> DATASET EXTRACT
-=-=-

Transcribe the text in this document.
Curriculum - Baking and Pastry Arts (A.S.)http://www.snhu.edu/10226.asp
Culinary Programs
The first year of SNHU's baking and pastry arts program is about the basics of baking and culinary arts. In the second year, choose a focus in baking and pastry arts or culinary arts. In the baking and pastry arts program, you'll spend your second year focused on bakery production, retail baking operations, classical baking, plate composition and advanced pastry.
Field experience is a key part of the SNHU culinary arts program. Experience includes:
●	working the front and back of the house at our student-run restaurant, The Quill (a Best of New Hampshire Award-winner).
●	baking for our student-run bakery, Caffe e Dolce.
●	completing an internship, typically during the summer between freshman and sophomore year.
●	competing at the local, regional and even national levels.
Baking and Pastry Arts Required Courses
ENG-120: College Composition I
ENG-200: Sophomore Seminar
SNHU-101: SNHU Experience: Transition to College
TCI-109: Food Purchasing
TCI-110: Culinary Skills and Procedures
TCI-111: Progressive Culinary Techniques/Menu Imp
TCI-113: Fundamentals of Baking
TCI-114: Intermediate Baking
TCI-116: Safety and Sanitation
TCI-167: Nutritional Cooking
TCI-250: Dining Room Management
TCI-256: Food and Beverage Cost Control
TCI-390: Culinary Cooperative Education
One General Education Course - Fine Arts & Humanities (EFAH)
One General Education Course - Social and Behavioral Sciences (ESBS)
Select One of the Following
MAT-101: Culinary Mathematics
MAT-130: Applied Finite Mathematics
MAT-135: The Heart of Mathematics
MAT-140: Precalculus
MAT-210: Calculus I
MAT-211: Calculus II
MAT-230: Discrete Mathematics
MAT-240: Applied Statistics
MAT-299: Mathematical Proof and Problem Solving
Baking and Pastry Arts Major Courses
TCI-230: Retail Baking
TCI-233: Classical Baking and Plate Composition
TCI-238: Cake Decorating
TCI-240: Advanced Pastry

-=-=-

> TASK TO CARRY OUT
Return the material exactly as it stands.

> FINAL RESULT
Transcribe the text in this document.
Curriculum - Baking and Pastry Arts (A.S.)http://www.snhu.edu/10226.asp
Culinary Programs
The first year of SNHU's baking and pastry arts program is about the basics of baking and culinary arts. In the second year, choose a focus in baking and pastry arts or culinary arts. In the baking and pastry arts program, you'll spend your second year focused on bakery production, retail baking operations, classical baking, plate composition and advanced pastry.
Field experience is a key part of the SNHU culinary arts program. Experience includes:
●	working the front and back of the house at our student-run restaurant, The Quill (a Best of New Hampshire Award-winner).
●	baking for our student-run bakery, Caffe e Dolce.
●	completing an internship, typically during the summer between freshman and sophomore year.
●	competing at the local, regional and even national levels.
Baking and Pastry Arts Required Courses
ENG-120: College Composition I
ENG-200: Sophomore Seminar
SNHU-101: SNHU Experience: Transition to College
TCI-109: Food Purchasing
TCI-110: Culinary Skills and Procedures
TCI-111: Progressive Culinary Techniques/Menu Imp
TCI-113: Fundamentals of Baking
TCI-114: Intermediate Baking
TCI-116: Safety and Sanitation
TCI-167: Nutritional Cooking
TCI-250: Dining Room Management
TCI-256: Food and Beverage Cost Control
TCI-390: Culinary Cooperative Education
One General Education Course - Fine Arts & Humanities (EFAH)
One General Education Course - Social and Behavioral Sciences (ESBS)
Select One of the Following
MAT-101: Culinary Mathematics
MAT-130: Applied Finite Mathematics
MAT-135: The Heart of Mathematics
MAT-140: Precalculus
MAT-210: Calculus I
MAT-211: Calculus II
MAT-230: Discrete Mathematics
MAT-240: Applied Statistics
MAT-299: Mathematical Proof and Problem Solving
Baking and Pastry Arts Major Courses
TCI-230: Retail Baking
TCI-233: Classical Baking and Plate Composition
TCI-238: Cake Decorating
TCI-240: Advanced Pastry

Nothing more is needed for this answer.